EXERCISE DESCRIPTION: Note how many lines contain "kompyuterlarning" and give that number, with nothing else.

DATA LINES:

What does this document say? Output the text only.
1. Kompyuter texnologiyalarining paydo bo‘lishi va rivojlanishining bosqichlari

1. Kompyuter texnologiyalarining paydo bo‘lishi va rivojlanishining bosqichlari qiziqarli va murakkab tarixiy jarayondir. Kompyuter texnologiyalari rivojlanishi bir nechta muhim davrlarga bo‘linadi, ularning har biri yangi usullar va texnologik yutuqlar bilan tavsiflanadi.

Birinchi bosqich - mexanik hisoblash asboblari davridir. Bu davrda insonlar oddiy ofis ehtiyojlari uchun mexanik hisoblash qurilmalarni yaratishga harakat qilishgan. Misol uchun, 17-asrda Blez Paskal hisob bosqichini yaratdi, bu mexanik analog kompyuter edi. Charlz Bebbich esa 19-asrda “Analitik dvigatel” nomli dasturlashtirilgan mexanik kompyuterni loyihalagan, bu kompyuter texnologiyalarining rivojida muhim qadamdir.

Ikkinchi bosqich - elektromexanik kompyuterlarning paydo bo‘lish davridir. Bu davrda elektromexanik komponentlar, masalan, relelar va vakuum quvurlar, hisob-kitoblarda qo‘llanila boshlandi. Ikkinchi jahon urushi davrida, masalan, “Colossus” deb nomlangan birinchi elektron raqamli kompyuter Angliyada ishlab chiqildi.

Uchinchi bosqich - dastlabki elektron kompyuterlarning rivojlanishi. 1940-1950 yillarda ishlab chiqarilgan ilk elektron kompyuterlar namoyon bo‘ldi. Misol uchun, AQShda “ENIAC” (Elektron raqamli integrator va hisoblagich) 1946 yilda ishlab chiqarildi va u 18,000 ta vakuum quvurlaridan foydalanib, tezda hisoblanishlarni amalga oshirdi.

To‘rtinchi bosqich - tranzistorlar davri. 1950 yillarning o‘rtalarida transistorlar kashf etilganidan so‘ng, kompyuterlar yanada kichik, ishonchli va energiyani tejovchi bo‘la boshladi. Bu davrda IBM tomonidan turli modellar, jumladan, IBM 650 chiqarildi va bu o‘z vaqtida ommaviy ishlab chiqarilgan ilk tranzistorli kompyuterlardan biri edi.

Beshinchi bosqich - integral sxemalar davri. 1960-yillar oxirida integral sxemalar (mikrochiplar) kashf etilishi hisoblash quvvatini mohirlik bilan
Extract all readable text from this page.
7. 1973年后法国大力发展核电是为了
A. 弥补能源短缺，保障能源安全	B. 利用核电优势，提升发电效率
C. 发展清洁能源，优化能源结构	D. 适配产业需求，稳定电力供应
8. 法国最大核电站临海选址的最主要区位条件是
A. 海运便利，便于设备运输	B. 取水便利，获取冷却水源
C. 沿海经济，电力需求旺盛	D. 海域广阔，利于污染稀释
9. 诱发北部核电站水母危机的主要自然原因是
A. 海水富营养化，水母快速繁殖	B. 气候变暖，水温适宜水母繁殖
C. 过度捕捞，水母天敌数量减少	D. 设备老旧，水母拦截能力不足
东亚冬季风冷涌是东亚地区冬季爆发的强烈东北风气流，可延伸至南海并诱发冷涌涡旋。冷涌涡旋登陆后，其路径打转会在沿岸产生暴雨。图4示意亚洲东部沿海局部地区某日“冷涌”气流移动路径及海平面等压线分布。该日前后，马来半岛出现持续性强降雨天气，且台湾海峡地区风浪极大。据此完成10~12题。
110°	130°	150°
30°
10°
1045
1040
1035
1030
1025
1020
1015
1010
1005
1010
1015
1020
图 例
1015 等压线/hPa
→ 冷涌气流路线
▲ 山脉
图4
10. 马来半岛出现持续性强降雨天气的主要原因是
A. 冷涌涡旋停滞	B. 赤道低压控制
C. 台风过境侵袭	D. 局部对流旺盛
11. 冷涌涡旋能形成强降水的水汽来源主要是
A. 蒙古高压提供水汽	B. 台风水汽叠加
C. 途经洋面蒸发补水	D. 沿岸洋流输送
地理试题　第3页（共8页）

ANSWER TO THE PROBLEM: 2